**Task statement:** The entire listing is to be repeated verbatim.

**Entries shown:**
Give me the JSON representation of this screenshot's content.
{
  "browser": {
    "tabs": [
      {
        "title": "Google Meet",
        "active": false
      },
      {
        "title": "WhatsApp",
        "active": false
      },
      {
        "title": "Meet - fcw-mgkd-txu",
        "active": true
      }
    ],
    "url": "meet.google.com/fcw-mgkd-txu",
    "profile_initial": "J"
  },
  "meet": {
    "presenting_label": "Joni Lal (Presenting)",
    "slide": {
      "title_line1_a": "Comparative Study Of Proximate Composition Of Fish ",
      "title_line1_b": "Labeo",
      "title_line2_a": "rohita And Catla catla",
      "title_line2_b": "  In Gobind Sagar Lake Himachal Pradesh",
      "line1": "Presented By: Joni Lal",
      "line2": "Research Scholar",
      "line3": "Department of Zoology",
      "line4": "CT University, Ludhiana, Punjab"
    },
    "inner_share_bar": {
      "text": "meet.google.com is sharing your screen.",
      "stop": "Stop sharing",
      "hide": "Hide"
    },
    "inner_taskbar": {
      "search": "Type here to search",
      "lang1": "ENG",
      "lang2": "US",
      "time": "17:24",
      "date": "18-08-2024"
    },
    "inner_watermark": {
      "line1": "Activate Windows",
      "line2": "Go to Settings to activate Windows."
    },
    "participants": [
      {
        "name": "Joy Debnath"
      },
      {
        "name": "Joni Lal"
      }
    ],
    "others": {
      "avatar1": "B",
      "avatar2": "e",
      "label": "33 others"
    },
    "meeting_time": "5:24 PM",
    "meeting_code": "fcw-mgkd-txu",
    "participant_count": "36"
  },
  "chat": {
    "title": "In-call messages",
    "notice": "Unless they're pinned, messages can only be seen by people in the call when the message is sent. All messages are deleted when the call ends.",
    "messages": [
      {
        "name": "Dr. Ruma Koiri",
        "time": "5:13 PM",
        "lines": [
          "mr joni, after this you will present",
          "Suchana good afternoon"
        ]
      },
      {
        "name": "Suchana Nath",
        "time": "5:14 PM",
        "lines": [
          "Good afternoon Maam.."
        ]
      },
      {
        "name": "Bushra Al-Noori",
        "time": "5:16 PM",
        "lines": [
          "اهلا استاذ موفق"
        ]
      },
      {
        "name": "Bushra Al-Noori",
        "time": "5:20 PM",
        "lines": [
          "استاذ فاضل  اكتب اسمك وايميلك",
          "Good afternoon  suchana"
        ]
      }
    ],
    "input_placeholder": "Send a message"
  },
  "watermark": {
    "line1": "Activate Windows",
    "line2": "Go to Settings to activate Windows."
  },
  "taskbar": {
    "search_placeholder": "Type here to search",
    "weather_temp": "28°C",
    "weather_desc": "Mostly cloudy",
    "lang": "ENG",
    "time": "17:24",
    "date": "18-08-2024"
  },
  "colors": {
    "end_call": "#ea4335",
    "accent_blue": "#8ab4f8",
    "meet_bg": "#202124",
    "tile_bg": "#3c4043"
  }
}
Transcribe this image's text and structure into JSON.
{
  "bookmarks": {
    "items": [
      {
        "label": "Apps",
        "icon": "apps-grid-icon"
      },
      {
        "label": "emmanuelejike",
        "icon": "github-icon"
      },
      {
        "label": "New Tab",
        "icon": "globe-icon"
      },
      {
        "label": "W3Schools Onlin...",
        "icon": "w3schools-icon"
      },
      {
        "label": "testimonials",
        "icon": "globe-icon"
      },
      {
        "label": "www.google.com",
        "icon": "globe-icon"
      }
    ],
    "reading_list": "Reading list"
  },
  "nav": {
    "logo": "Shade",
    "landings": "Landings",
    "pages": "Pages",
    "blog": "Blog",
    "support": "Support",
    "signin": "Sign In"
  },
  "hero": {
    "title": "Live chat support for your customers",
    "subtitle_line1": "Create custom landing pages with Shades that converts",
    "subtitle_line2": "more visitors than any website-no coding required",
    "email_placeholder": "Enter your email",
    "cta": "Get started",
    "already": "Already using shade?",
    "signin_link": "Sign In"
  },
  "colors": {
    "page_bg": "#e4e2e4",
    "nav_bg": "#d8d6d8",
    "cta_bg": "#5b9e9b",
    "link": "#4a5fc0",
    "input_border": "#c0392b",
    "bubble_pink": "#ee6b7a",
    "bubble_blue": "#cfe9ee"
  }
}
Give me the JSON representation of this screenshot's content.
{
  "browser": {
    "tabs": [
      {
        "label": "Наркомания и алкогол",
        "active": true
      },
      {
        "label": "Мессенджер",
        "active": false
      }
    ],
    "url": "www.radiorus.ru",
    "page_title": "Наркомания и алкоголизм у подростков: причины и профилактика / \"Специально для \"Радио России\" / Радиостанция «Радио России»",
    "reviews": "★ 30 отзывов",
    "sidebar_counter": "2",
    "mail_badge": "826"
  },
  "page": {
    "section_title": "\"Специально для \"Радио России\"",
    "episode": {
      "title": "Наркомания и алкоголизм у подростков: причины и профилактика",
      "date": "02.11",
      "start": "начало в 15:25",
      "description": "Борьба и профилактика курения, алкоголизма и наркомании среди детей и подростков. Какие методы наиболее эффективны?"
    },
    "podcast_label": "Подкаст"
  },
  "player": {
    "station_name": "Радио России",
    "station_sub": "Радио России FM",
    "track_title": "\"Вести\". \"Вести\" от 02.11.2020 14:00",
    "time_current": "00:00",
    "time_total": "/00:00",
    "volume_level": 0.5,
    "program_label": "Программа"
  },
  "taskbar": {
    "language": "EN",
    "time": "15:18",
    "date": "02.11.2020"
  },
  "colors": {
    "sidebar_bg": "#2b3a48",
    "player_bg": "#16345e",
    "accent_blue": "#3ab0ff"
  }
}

**Task result:**
Give me the JSON representation of this screenshot's content.
{
  "browser": {
    "tabs": [
      {
        "title": "Google Meet",
        "active": false
      },
      {
        "title": "WhatsApp",
        "active": false
      },
      {
        "title": "Meet - fcw-mgkd-txu",
        "active": true
      }
    ],
    "url": "meet.google.com/fcw-mgkd-txu",
    "profile_initial": "J"
  },
  "meet": {
    "presenting_label": "Joni Lal (Presenting)",
    "slide": {
      "title_line1_a": "Comparative Study Of Proximate Composition Of Fish ",
      "title_line1_b": "Labeo",
      "title_line2_a": "rohita And Catla catla",
      "title_line2_b": "  In Gobind Sagar Lake Himachal Pradesh",
      "line1": "Presented By: Joni Lal",
      "line2": "Research Scholar",
      "line3": "Department of Zoology",
      "line4": "CT University, Ludhiana, Punjab"
    },
    "inner_share_bar": {
      "text": "meet.google.com is sharing your screen.",
      "stop": "Stop sharing",
      "hide": "Hide"
    },
    "inner_taskbar": {
      "search": "Type here to search",
      "lang1": "ENG",
      "lang2": "US",
      "time": "17:24",
      "date": "18-08-2024"
    },
    "inner_watermark": {
      "line1": "Activate Windows",
      "line2": "Go to Settings to activate Windows."
    },
    "participants": [
      {
        "name": "Joy Debnath"
      },
      {
        "name": "Joni Lal"
      }
    ],
    "others": {
      "avatar1": "B",
      "avatar2": "e",
      "label": "33 others"
    },
    "meeting_time": "5:24 PM",
    "meeting_code": "fcw-mgkd-txu",
    "participant_count": "36"
  },
  "chat": {
    "title": "In-call messages",
    "notice": "Unless they're pinned, messages can only be seen by people in the call when the message is sent. All messages are deleted when the call ends.",
    "messages": [
      {
        "name": "Dr. Ruma Koiri",
        "time": "5:13 PM",
        "lines": [
          "mr joni, after this you will present",
          "Suchana good afternoon"
        ]
      },
      {
        "name": "Suchana Nath",
        "time": "5:14 PM",
        "lines": [
          "Good afternoon Maam.."
        ]
      },
      {
        "name": "Bushra Al-Noori",
        "time": "5:16 PM",
        "lines": [
          "اهلا استاذ موفق"
        ]
      },
      {
        "name": "Bushra Al-Noori",
        "time": "5:20 PM",
        "lines": [
          "استاذ فاضل  اكتب اسمك وايميلك",
          "Good afternoon  suchana"
        ]
      }
    ],
    "input_placeholder": "Send a message"
  },
  "watermark": {
    "line1": "Activate Windows",
    "line2": "Go to Settings to activate Windows."
  },
  "taskbar": {
    "search_placeholder": "Type here to search",
    "weather_temp": "28°C",
    "weather_desc": "Mostly cloudy",
    "lang": "ENG",
    "time": "17:24",
    "date": "18-08-2024"
  },
  "colors": {
    "end_call": "#ea4335",
    "accent_blue": "#8ab4f8",
    "meet_bg": "#202124",
    "tile_bg": "#3c4043"
  }
}
Transcribe this image's text and structure into JSON.
{
  "bookmarks": {
    "items": [
      {
        "label": "Apps",
        "icon": "apps-grid-icon"
      },
      {
        "label": "emmanuelejike",
        "icon": "github-icon"
      },
      {
        "label": "New Tab",
        "icon": "globe-icon"
      },
      {
        "label": "W3Schools Onlin...",
        "icon": "w3schools-icon"
      },
      {
        "label": "testimonials",
        "icon": "globe-icon"
      },
      {
        "label": "www.google.com",
        "icon": "globe-icon"
      }
    ],
    "reading_list": "Reading list"
  },
  "nav": {
    "logo": "Shade",
    "landings": "Landings",
    "pages": "Pages",
    "blog": "Blog",
    "support": "Support",
    "signin": "Sign In"
  },
  "hero": {
    "title": "Live chat support for your customers",
    "subtitle_line1": "Create custom landing pages with Shades that converts",
    "subtitle_line2": "more visitors than any website-no coding required",
    "email_placeholder": "Enter your email",
    "cta": "Get started",
    "already": "Already using shade?",
    "signin_link": "Sign In"
  },
  "colors": {
    "page_bg": "#e4e2e4",
    "nav_bg": "#d8d6d8",
    "cta_bg": "#5b9e9b",
    "link": "#4a5fc0",
    "input_border": "#c0392b",
    "bubble_pink": "#ee6b7a",
    "bubble_blue": "#cfe9ee"
  }
}
Give me the JSON representation of this screenshot's content.
{
  "browser": {
    "tabs": [
      {
        "label": "Наркомания и алкогол",
        "active": true
      },
      {
        "label": "Мессенджер",
        "active": false
      }
    ],
    "url": "www.radiorus.ru",
    "page_title": "Наркомания и алкоголизм у подростков: причины и профилактика / \"Специально для \"Радио России\" / Радиостанция «Радио России»",
    "reviews": "★ 30 отзывов",
    "sidebar_counter": "2",
    "mail_badge": "826"
  },
  "page": {
    "section_title": "\"Специально для \"Радио России\"",
    "episode": {
      "title": "Наркомания и алкоголизм у подростков: причины и профилактика",
      "date": "02.11",
      "start": "начало в 15:25",
      "description": "Борьба и профилактика курения, алкоголизма и наркомании среди детей и подростков. Какие методы наиболее эффективны?"
    },
    "podcast_label": "Подкаст"
  },
  "player": {
    "station_name": "Радио России",
    "station_sub": "Радио России FM",
    "track_title": "\"Вести\". \"Вести\" от 02.11.2020 14:00",
    "time_current": "00:00",
    "time_total": "/00:00",
    "volume_level": 0.5,
    "program_label": "Программа"
  },
  "taskbar": {
    "language": "EN",
    "time": "15:18",
    "date": "02.11.2020"
  },
  "colors": {
    "sidebar_bg": "#2b3a48",
    "player_bg": "#16345e",
    "accent_blue": "#3ab0ff"
  }
}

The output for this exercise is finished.